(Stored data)

┄┄┄┄┄┄┄┄┄┄

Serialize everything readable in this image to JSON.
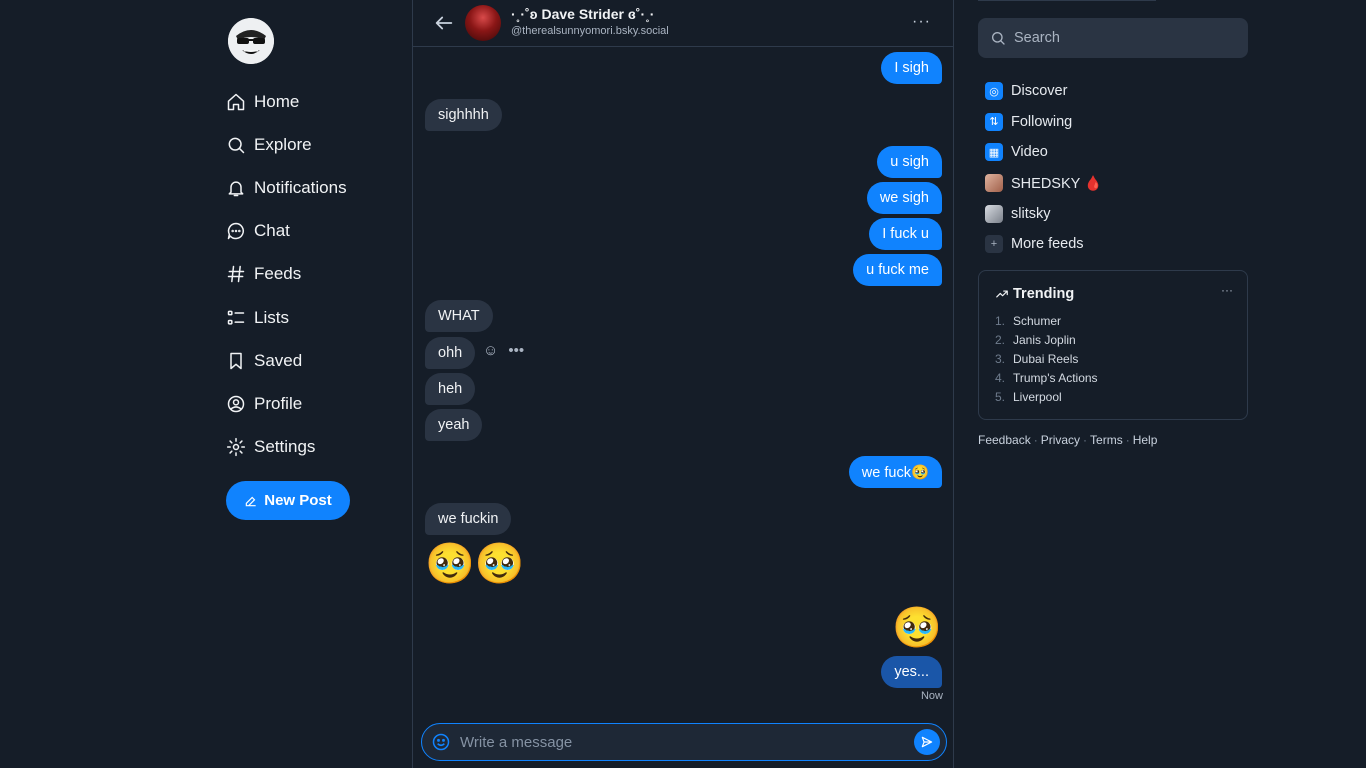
{
  "nav": {
    "items": [
      {
        "label": "Home",
        "icon": "home-icon"
      },
      {
        "label": "Explore",
        "icon": "search-icon"
      },
      {
        "label": "Notifications",
        "icon": "bell-icon"
      },
      {
        "label": "Chat",
        "icon": "chat-icon"
      },
      {
        "label": "Feeds",
        "icon": "hash-icon"
      },
      {
        "label": "Lists",
        "icon": "list-icon"
      },
      {
        "label": "Saved",
        "icon": "bookmark-icon"
      },
      {
        "label": "Profile",
        "icon": "user-circle-icon"
      },
      {
        "label": "Settings",
        "icon": "gear-icon"
      }
    ],
    "new_post": "New Post"
  },
  "chat": {
    "name": "·˳·˚ʚ Dave Strider ɞ˚·˳·",
    "handle": "@therealsunnyomori.bsky.social",
    "more": "···",
    "messages": [
      {
        "from": "me",
        "text": "I sigh"
      },
      {
        "from": "them",
        "text": "sighhhh"
      },
      {
        "from": "me",
        "text": "u sigh"
      },
      {
        "from": "me",
        "text": "we sigh"
      },
      {
        "from": "me",
        "text": "I fuck u"
      },
      {
        "from": "me",
        "text": "u fuck me"
      },
      {
        "from": "them",
        "text": "WHAT"
      },
      {
        "from": "them",
        "text": "ohh"
      },
      {
        "from": "them",
        "text": "heh"
      },
      {
        "from": "them",
        "text": "yeah"
      },
      {
        "from": "me",
        "text": "we fuck🥹"
      },
      {
        "from": "them",
        "text": "we fuckin"
      },
      {
        "from": "them",
        "text": "🥹🥹"
      },
      {
        "from": "me",
        "text": "🥹"
      },
      {
        "from": "me",
        "text": "yes..."
      }
    ],
    "timestamp": "Now",
    "composer_placeholder": "Write a message"
  },
  "sidebar": {
    "search_placeholder": "Search",
    "feeds": [
      {
        "label": "Discover",
        "icon": "discover-icon",
        "color": "#1083fe"
      },
      {
        "label": "Following",
        "icon": "following-icon",
        "color": "#1083fe"
      },
      {
        "label": "Video",
        "icon": "video-icon",
        "color": "#1083fe"
      },
      {
        "label": "SHEDSKY 🩸",
        "icon": "shedsky-avatar",
        "color": "#c98a6b"
      },
      {
        "label": "slitsky",
        "icon": "slitsky-avatar",
        "color": "#9aa1ad"
      },
      {
        "label": "More feeds",
        "icon": "plus-icon",
        "color": "#2a3443"
      }
    ],
    "trending": {
      "title": "Trending",
      "items": [
        {
          "num": "1.",
          "topic": "Schumer"
        },
        {
          "num": "2.",
          "topic": "Janis Joplin"
        },
        {
          "num": "3.",
          "topic": "Dubai Reels"
        },
        {
          "num": "4.",
          "topic": "Trump's Actions"
        },
        {
          "num": "5.",
          "topic": "Liverpool"
        }
      ]
    },
    "footer": [
      "Feedback",
      "Privacy",
      "Terms",
      "Help"
    ]
  },
  "colors": {
    "accent": "#1083fe",
    "background": "#151d28",
    "bubble_other": "#2a3443"
  }
}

┄┄┄┄┄┄┄┄┄┄

**What to do**
Each line in the records above should be reproduced exactly; images are not copied.

**Response to the task**
Serialize everything readable in this image to JSON.
{
  "nav": {
    "items": [
      {
        "label": "Home",
        "icon": "home-icon"
      },
      {
        "label": "Explore",
        "icon": "search-icon"
      },
      {
        "label": "Notifications",
        "icon": "bell-icon"
      },
      {
        "label": "Chat",
        "icon": "chat-icon"
      },
      {
        "label": "Feeds",
        "icon": "hash-icon"
      },
      {
        "label": "Lists",
        "icon": "list-icon"
      },
      {
        "label": "Saved",
        "icon": "bookmark-icon"
      },
      {
        "label": "Profile",
        "icon": "user-circle-icon"
      },
      {
        "label": "Settings",
        "icon": "gear-icon"
      }
    ],
    "new_post": "New Post"
  },
  "chat": {
    "name": "·˳·˚ʚ Dave Strider ɞ˚·˳·",
    "handle": "@therealsunnyomori.bsky.social",
    "more": "···",
    "messages": [
      {
        "from": "me",
        "text": "I sigh"
      },
      {
        "from": "them",
        "text": "sighhhh"
      },
      {
        "from": "me",
        "text": "u sigh"
      },
      {
        "from": "me",
        "text": "we sigh"
      },
      {
        "from": "me",
        "text": "I fuck u"
      },
      {
        "from": "me",
        "text": "u fuck me"
      },
      {
        "from": "them",
        "text": "WHAT"
      },
      {
        "from": "them",
        "text": "ohh"
      },
      {
        "from": "them",
        "text": "heh"
      },
      {
        "from": "them",
        "text": "yeah"
      },
      {
        "from": "me",
        "text": "we fuck🥹"
      },
      {
        "from": "them",
        "text": "we fuckin"
      },
      {
        "from": "them",
        "text": "🥹🥹"
      },
      {
        "from": "me",
        "text": "🥹"
      },
      {
        "from": "me",
        "text": "yes..."
      }
    ],
    "timestamp": "Now",
    "composer_placeholder": "Write a message"
  },
  "sidebar": {
    "search_placeholder": "Search",
    "feeds": [
      {
        "label": "Discover",
        "icon": "discover-icon",
        "color": "#1083fe"
      },
      {
        "label": "Following",
        "icon": "following-icon",
        "color": "#1083fe"
      },
      {
        "label": "Video",
        "icon": "video-icon",
        "color": "#1083fe"
      },
      {
        "label": "SHEDSKY 🩸",
        "icon": "shedsky-avatar",
        "color": "#c98a6b"
      },
      {
        "label": "slitsky",
        "icon": "slitsky-avatar",
        "color": "#9aa1ad"
      },
      {
        "label": "More feeds",
        "icon": "plus-icon",
        "color": "#2a3443"
      }
    ],
    "trending": {
      "title": "Trending",
      "items": [
        {
          "num": "1.",
          "topic": "Schumer"
        },
        {
          "num": "2.",
          "topic": "Janis Joplin"
        },
        {
          "num": "3.",
          "topic": "Dubai Reels"
        },
        {
          "num": "4.",
          "topic": "Trump's Actions"
        },
        {
          "num": "5.",
          "topic": "Liverpool"
        }
      ]
    },
    "footer": [
      "Feedback",
      "Privacy",
      "Terms",
      "Help"
    ]
  },
  "colors": {
    "accent": "#1083fe",
    "background": "#151d28",
    "bubble_other": "#2a3443"
  }
}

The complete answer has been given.